◆ Goal ◆
Pictures stay out of the copy; restate everything else in the material exactly.

══ Material provided ══

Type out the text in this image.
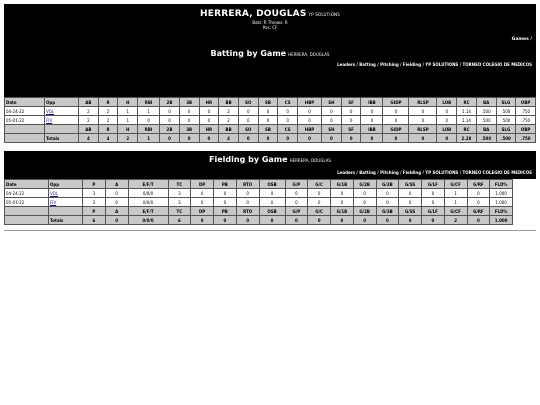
HERRERA, DOUGLAS YP SOLUTIONS
Bats: R Throws: R
Pos: CF
Games /
Batting by Game HERRERA, DOUGLAS
Leaders / Batting / Pitching / Fielding / YP SOLUTIONS / TORNEO COLEGIO DE MEDICOS
Date	Opp	AB	R	H	RBI	2B	3B	HR	BB	SO	SB	CS	HBP	SH	SF	IBB	GIDP	RLSP	LOB	RC	BA	SLG	OBP
04-24-22	VOL	2	2	1	1	0	0	0	2	0	0	0	0	0	0	0	0	0	0	1.14	.500	.500	.750
05-01-22	FIV	2	2	1	0	0	0	0	2	0	0	0	0	0	0	0	0	0	0	1.14	.500	.500	.750
		AB	R	H	RBI	2B	3B	HR	BB	SO	SB	CS	HBP	SH	SF	IBB	GIDP	RLSP	LOB	RC	BA	SLG	OBP
	Totals	4	4	2	1	0	0	0	4	0	0	0	0	0	0	0	0	0	0	2.28	.500	.500	.750
Fielding by Game HERRERA, DOUGLAS
Leaders / Batting / Pitching / Fielding / YP SOLUTIONS / TORNEO COLEGIO DE MEDICOS
Date	Opp	P	A	E/F/T	TC	DP	PB	RTO	OSB	G/P	G/C	G/1B	G/2B	G/3B	G/SS	G/LF	G/CF	G/RF	FLD%
04-24-22	VOL	3	0	0/0/0	3	0	0	0	0	0	0	0	0	0	0	0	1	0	1.000
05-01-22	FIV	3	0	0/0/0	3	0	0	0	0	0	0	0	0	0	0	0	1	0	1.000
		P	A	E/F/T	TC	DP	PB	RTO	OSB	G/P	G/C	G/1B	G/2B	G/3B	G/SS	G/LF	G/CF	G/RF	FLD%
	Totals	6	0	0/0/0	6	0	0	0	0	0	0	0	0	0	0	0	2	0	1.000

═══

◆ Exercise answer ◆
Type out the text in this image.
HERRERA, DOUGLAS YP SOLUTIONS
Bats: R Throws: R
Pos: CF
Games /
Batting by Game HERRERA, DOUGLAS
Leaders / Batting / Pitching / Fielding / YP SOLUTIONS / TORNEO COLEGIO DE MEDICOS
Date	Opp	AB	R	H	RBI	2B	3B	HR	BB	SO	SB	CS	HBP	SH	SF	IBB	GIDP	RLSP	LOB	RC	BA	SLG	OBP
04-24-22	VOL	2	2	1	1	0	0	0	2	0	0	0	0	0	0	0	0	0	0	1.14	.500	.500	.750
05-01-22	FIV	2	2	1	0	0	0	0	2	0	0	0	0	0	0	0	0	0	0	1.14	.500	.500	.750
		AB	R	H	RBI	2B	3B	HR	BB	SO	SB	CS	HBP	SH	SF	IBB	GIDP	RLSP	LOB	RC	BA	SLG	OBP
	Totals	4	4	2	1	0	0	0	4	0	0	0	0	0	0	0	0	0	0	2.28	.500	.500	.750
Fielding by Game HERRERA, DOUGLAS
Leaders / Batting / Pitching / Fielding / YP SOLUTIONS / TORNEO COLEGIO DE MEDICOS
Date	Opp	P	A	E/F/T	TC	DP	PB	RTO	OSB	G/P	G/C	G/1B	G/2B	G/3B	G/SS	G/LF	G/CF	G/RF	FLD%
04-24-22	VOL	3	0	0/0/0	3	0	0	0	0	0	0	0	0	0	0	0	1	0	1.000
05-01-22	FIV	3	0	0/0/0	3	0	0	0	0	0	0	0	0	0	0	0	1	0	1.000
		P	A	E/F/T	TC	DP	PB	RTO	OSB	G/P	G/C	G/1B	G/2B	G/3B	G/SS	G/LF	G/CF	G/RF	FLD%
	Totals	6	0	0/0/0	6	0	0	0	0	0	0	0	0	0	0	0	2	0	1.000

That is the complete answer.